------ Records to use ------

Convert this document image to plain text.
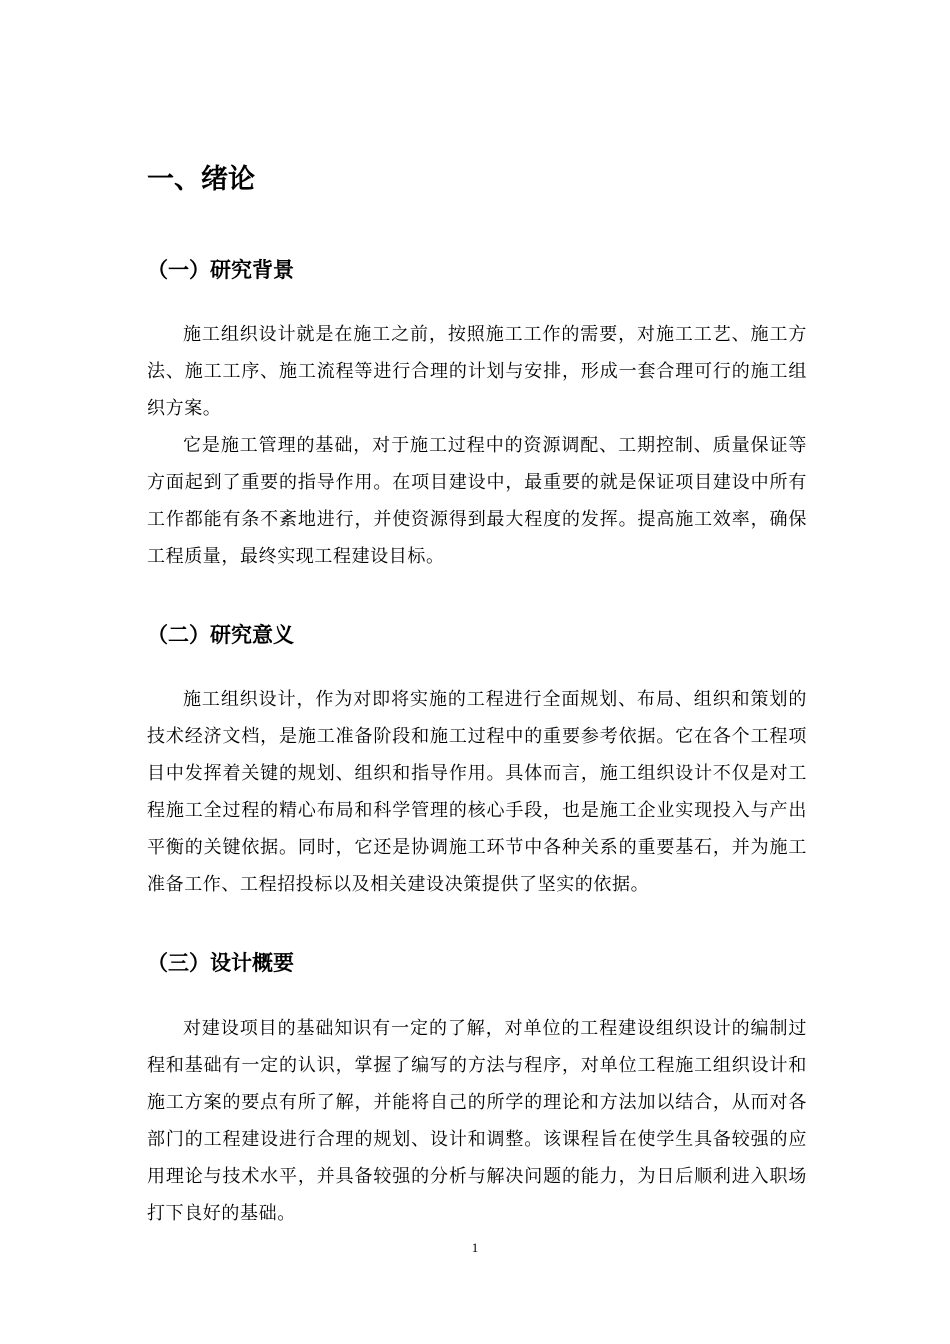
一、绪论
（一）研究背景

施工组织设计就是在施工之前，按照施工工作的需要，对施工工艺、施工方法、施工工序、施工流程等进行合理的计划与安排，形成一套合理可行的施工组织方案。

它是施工管理的基础，对于施工过程中的资源调配、工期控制、质量保证等方面起到了重要的指导作用。在项目建设中，最重要的就是保证项目建设中所有工作都能有条不紊地进行，并使资源得到最大程度的发挥。提高施工效率，确保工程质量，最终实现工程建设目标。

（二）研究意义

施工组织设计，作为对即将实施的工程进行全面规划、布局、组织和策划的技术经济文档，是施工准备阶段和施工过程中的重要参考依据。它在各个工程项目中发挥着关键的规划、组织和指导作用。具体而言，施工组织设计不仅是对工程施工全过程的精心布局和科学管理的核心手段，也是施工企业实现投入与产出平衡的关键依据。同时，它还是协调施工环节中各种关系的重要基石，并为施工准备工作、工程招投标以及相关建设决策提供了坚实的依据。

（三）设计概要

对建设项目的基础知识有一定的了解，对单位的工程建设组织设计的编制过程和基础有一定的认识，掌握了编写的方法与程序，对单位工程施工组织设计和施工方案的要点有所了解，并能将自己的所学的理论和方法加以结合，从而对各部门的工程建设进行合理的规划、设计和调整。该课程旨在使学生具备较强的应用理论与技术水平，并具备较强的分析与解决问题的能力，为日后顺利进入职场打下良好的基础。

1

------

Repeat all the data as it stands, dropping any images it holds.

Convert this document image to plain text.
一、绪论
（一）研究背景

施工组织设计就是在施工之前，按照施工工作的需要，对施工工艺、施工方法、施工工序、施工流程等进行合理的计划与安排，形成一套合理可行的施工组织方案。

它是施工管理的基础，对于施工过程中的资源调配、工期控制、质量保证等方面起到了重要的指导作用。在项目建设中，最重要的就是保证项目建设中所有工作都能有条不紊地进行，并使资源得到最大程度的发挥。提高施工效率，确保工程质量，最终实现工程建设目标。

（二）研究意义

施工组织设计，作为对即将实施的工程进行全面规划、布局、组织和策划的技术经济文档，是施工准备阶段和施工过程中的重要参考依据。它在各个工程项目中发挥着关键的规划、组织和指导作用。具体而言，施工组织设计不仅是对工程施工全过程的精心布局和科学管理的核心手段，也是施工企业实现投入与产出平衡的关键依据。同时，它还是协调施工环节中各种关系的重要基石，并为施工准备工作、工程招投标以及相关建设决策提供了坚实的依据。

（三）设计概要

对建设项目的基础知识有一定的了解，对单位的工程建设组织设计的编制过程和基础有一定的认识，掌握了编写的方法与程序，对单位工程施工组织设计和施工方案的要点有所了解，并能将自己的所学的理论和方法加以结合，从而对各部门的工程建设进行合理的规划、设计和调整。该课程旨在使学生具备较强的应用理论与技术水平，并具备较强的分析与解决问题的能力，为日后顺利进入职场打下良好的基础。

1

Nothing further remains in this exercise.